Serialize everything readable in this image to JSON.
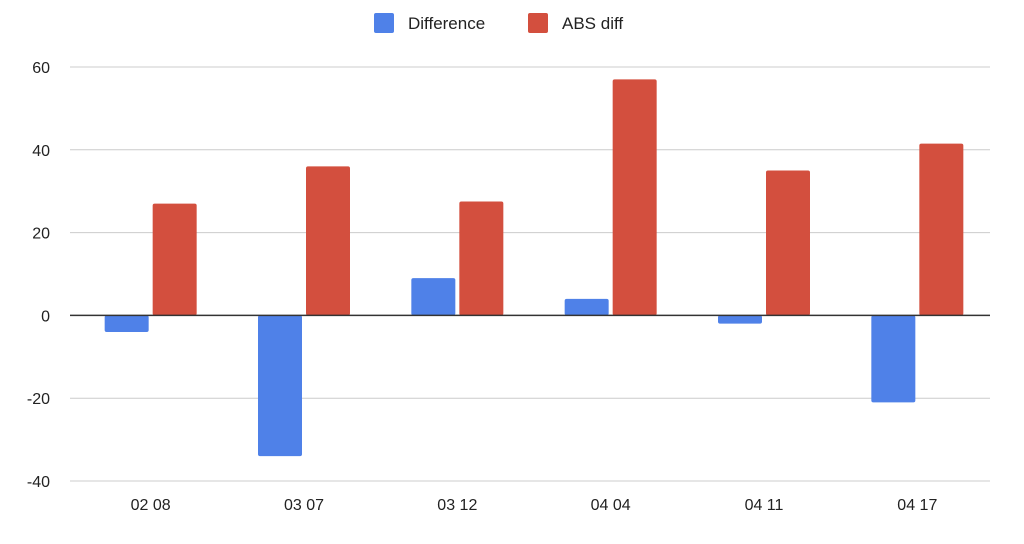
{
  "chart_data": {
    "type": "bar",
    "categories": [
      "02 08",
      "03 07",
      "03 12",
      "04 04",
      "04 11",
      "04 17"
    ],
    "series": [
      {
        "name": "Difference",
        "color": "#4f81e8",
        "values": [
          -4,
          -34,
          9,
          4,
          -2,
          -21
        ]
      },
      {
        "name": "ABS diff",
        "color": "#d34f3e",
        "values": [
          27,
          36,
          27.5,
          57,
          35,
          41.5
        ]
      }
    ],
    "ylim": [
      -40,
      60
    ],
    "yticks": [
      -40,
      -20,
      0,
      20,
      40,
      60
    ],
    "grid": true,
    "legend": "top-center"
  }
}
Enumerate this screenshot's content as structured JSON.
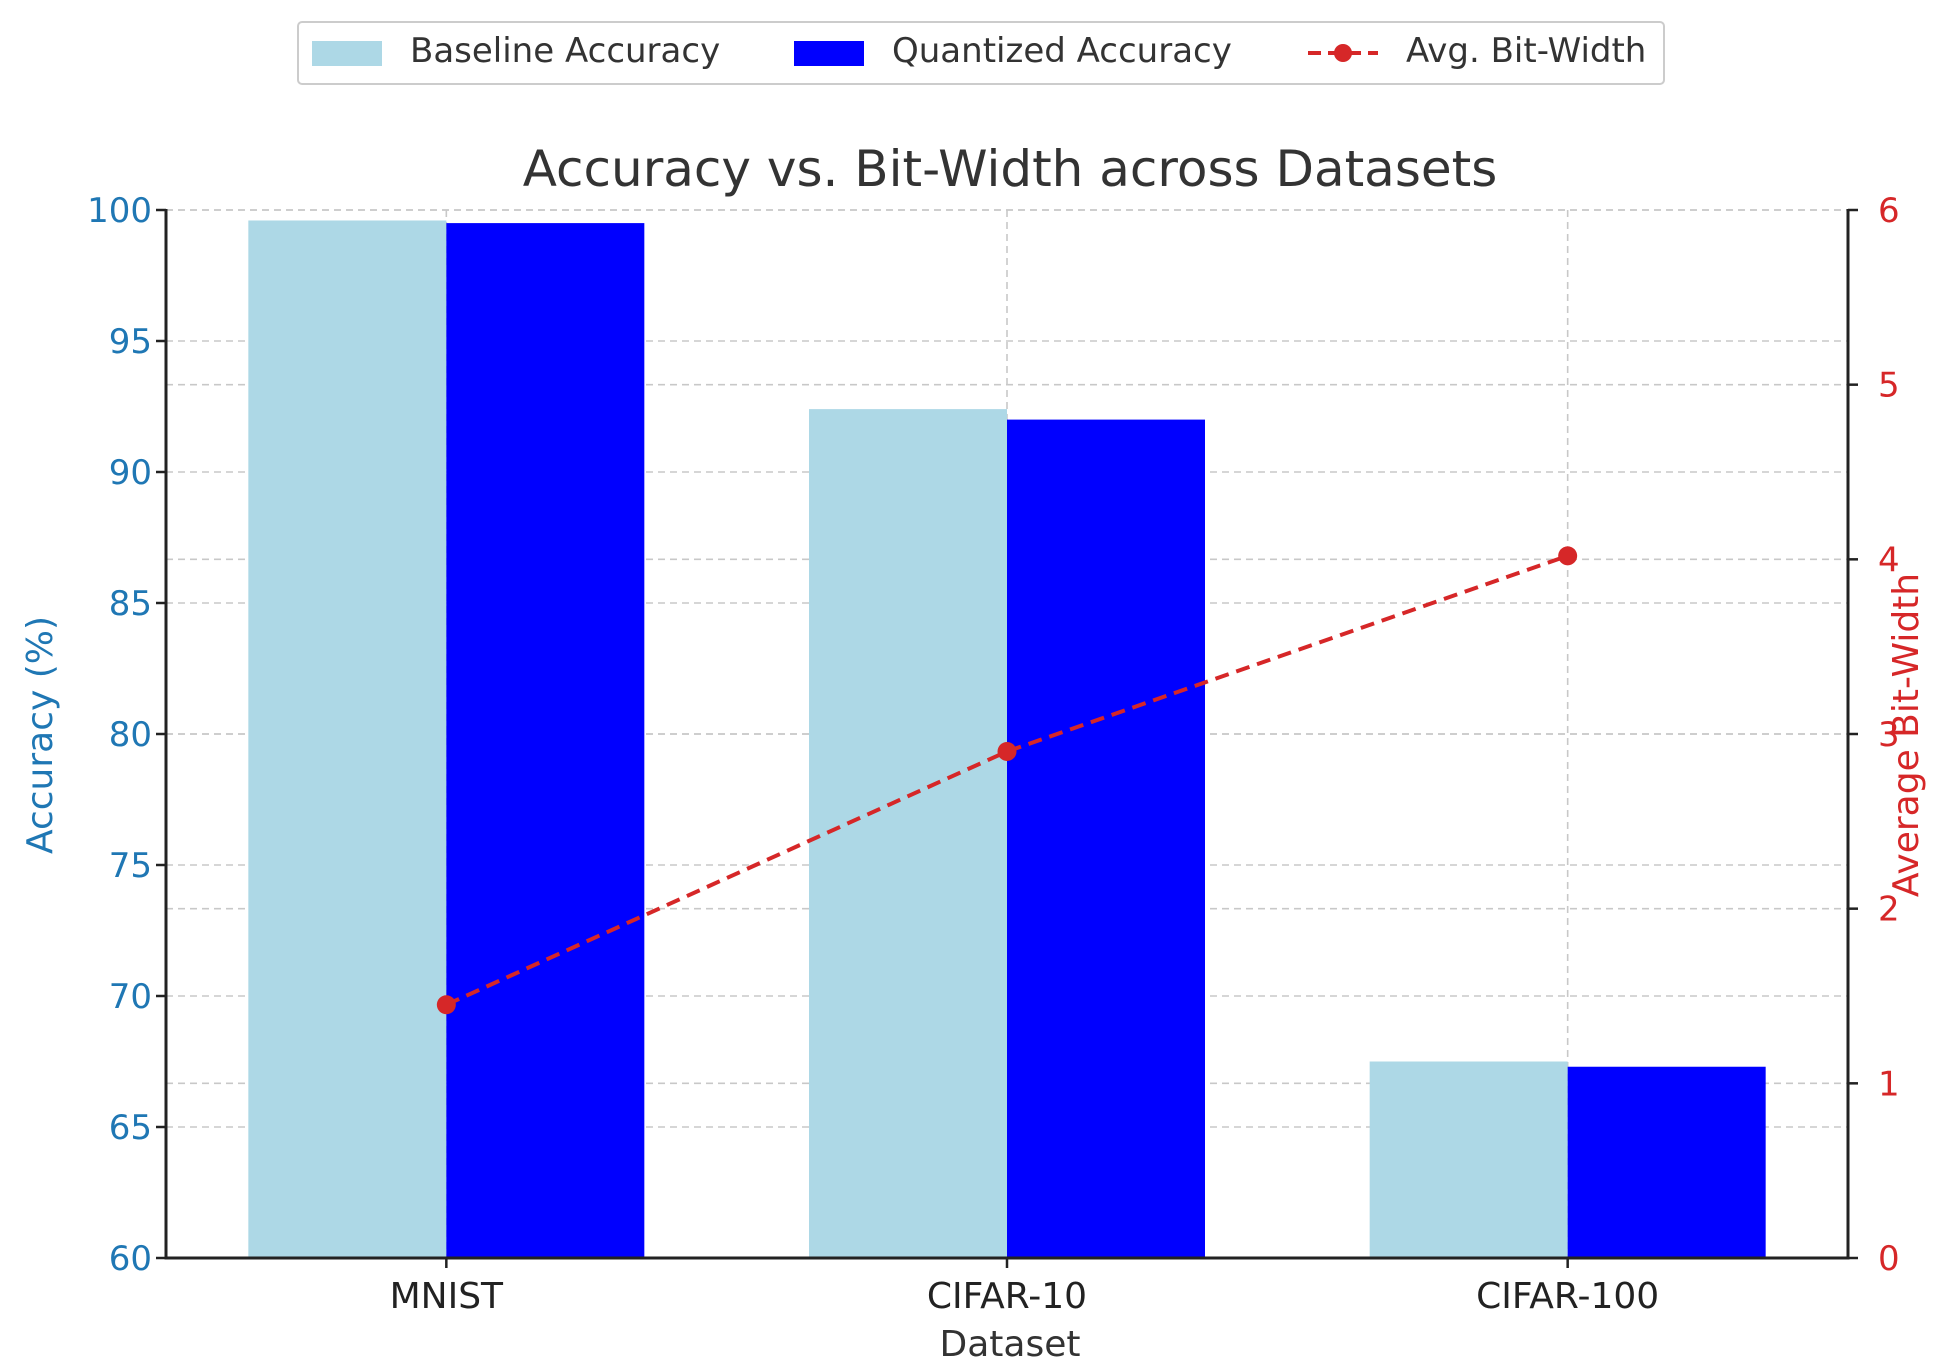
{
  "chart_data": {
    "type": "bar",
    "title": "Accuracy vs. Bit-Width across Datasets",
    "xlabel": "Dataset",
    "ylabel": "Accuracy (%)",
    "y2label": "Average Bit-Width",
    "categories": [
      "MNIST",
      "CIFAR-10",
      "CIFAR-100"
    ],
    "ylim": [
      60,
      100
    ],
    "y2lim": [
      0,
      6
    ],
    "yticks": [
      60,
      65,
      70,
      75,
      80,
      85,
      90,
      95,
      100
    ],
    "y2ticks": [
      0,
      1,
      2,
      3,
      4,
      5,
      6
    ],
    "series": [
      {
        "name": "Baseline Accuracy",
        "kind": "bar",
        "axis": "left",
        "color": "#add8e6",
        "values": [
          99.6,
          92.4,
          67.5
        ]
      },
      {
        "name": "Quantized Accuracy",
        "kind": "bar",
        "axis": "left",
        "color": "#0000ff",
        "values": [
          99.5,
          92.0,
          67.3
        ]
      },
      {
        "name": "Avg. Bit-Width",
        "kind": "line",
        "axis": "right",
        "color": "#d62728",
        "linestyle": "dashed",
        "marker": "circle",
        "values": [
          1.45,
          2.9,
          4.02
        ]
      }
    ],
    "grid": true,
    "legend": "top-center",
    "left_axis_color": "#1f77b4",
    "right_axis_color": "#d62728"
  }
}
● ● ●
◆ TO DO: Your answer should be a single number: the count of lines holding the word "center".

◆ FINAL RESULT: 2